Problem to work on →
Identify and reproduce every line holding the string "name".

Recorded information →
########

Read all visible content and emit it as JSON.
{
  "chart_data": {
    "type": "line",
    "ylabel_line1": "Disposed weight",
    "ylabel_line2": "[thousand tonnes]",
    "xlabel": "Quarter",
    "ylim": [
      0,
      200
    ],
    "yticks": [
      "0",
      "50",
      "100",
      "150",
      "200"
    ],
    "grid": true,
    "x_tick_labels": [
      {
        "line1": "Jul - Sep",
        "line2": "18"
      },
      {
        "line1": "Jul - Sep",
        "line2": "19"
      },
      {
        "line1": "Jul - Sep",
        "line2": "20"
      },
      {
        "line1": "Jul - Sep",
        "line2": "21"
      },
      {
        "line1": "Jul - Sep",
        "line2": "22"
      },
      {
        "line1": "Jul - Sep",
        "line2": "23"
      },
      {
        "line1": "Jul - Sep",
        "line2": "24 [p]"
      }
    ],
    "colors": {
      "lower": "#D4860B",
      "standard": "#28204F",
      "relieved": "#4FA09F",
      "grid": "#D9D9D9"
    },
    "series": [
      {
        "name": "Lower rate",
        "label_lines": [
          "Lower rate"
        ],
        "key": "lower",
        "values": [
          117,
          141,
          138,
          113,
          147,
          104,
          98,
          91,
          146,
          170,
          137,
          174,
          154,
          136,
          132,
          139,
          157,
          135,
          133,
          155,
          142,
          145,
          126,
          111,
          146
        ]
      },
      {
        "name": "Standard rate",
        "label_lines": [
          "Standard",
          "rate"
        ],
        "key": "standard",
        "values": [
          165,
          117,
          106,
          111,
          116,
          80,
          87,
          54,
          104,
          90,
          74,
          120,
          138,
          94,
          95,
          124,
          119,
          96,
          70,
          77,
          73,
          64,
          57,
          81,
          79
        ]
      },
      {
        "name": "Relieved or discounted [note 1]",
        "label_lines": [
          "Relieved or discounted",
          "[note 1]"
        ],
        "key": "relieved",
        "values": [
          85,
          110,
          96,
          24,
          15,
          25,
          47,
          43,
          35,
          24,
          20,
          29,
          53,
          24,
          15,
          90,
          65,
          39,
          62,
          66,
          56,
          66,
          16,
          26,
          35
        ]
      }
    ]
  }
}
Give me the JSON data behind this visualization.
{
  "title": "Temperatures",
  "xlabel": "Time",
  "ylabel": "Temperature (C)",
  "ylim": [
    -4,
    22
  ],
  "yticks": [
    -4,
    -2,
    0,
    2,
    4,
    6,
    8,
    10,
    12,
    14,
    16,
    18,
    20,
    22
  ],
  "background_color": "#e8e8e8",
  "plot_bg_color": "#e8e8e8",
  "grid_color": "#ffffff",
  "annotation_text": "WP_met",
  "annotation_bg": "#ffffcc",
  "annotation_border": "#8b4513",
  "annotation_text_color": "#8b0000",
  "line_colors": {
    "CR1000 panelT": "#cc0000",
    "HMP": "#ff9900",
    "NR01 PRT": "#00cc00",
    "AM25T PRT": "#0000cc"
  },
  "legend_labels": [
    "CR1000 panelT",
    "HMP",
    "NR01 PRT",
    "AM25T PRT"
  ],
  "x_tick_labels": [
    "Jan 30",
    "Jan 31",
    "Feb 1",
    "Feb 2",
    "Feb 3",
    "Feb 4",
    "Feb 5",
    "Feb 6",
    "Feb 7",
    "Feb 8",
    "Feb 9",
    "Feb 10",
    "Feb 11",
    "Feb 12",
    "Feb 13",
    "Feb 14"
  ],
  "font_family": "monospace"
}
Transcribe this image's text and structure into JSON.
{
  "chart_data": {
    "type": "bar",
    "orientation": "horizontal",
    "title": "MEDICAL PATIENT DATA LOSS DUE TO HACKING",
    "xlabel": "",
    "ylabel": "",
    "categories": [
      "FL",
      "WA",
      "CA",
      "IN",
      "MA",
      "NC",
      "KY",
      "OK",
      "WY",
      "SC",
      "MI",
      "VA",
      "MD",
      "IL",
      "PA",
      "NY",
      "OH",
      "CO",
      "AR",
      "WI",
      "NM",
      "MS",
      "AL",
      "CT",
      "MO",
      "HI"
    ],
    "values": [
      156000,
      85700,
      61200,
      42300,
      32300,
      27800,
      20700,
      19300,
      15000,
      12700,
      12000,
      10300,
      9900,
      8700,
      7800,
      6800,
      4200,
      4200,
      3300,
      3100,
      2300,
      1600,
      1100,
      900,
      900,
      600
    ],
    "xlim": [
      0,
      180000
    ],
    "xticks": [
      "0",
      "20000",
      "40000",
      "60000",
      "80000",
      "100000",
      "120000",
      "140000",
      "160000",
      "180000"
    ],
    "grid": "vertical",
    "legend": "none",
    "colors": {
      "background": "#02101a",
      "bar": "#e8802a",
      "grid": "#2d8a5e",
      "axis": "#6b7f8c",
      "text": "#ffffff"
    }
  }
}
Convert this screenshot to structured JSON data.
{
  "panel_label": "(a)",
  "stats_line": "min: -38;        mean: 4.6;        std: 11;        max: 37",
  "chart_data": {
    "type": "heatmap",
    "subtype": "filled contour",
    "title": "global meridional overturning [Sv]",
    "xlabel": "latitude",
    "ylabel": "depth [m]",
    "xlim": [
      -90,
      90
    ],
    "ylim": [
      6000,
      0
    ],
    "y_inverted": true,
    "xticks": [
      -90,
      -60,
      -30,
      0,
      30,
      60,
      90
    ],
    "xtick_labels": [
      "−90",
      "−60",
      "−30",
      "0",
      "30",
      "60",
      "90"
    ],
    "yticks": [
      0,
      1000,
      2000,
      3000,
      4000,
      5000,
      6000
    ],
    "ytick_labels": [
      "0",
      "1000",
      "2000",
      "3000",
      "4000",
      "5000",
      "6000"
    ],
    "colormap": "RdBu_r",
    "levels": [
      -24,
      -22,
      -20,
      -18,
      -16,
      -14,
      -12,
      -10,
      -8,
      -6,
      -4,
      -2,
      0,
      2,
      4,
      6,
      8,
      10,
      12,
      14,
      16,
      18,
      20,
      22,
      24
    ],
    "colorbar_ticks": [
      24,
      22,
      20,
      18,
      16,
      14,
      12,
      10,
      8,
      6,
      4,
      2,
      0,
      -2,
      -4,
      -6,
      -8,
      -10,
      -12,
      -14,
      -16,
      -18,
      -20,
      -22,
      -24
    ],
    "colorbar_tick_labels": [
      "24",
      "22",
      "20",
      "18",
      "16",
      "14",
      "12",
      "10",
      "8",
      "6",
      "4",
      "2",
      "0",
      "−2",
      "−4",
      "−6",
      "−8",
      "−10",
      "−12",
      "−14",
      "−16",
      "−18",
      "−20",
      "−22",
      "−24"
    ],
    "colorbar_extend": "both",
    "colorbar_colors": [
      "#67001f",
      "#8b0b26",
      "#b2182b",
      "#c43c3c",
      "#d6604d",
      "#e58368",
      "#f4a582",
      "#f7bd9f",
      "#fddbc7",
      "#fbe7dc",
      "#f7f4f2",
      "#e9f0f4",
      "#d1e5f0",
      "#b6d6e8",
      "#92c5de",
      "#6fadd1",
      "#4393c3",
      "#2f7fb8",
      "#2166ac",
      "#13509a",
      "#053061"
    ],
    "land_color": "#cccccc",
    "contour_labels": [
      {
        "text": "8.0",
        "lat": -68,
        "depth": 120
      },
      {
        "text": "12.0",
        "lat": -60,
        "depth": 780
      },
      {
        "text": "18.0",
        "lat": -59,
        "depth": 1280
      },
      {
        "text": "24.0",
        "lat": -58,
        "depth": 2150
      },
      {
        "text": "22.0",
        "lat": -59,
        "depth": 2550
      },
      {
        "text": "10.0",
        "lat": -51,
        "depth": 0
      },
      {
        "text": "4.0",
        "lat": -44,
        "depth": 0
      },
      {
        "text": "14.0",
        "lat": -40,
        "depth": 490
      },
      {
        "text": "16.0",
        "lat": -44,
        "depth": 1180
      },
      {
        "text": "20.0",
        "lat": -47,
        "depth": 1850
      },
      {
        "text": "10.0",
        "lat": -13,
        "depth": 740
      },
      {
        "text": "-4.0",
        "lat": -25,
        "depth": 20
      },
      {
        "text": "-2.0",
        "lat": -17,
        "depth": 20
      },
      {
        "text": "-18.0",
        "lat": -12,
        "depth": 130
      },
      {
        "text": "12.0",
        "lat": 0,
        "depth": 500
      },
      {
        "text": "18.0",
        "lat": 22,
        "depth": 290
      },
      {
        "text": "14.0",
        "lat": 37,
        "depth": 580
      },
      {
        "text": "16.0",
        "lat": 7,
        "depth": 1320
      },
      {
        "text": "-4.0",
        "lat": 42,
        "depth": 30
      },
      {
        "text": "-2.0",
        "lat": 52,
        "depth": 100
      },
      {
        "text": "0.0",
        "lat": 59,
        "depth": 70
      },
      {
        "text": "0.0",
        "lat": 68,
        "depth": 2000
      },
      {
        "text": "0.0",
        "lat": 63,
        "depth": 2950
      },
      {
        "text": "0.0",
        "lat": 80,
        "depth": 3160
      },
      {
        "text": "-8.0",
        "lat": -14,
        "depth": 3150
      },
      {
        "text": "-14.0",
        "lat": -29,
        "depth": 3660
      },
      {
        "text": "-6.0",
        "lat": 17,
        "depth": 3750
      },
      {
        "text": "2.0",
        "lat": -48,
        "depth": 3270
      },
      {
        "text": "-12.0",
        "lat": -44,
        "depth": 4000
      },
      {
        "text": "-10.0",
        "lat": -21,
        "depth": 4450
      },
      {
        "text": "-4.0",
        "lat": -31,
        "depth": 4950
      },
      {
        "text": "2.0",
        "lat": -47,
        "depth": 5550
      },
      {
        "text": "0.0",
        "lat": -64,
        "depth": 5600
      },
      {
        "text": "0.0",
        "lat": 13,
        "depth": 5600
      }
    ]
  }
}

########

Solution to the exercise →
        "name": "Lower rate",
        "name": "Standard rate",
        "name": "Relieved or discounted [note 1]",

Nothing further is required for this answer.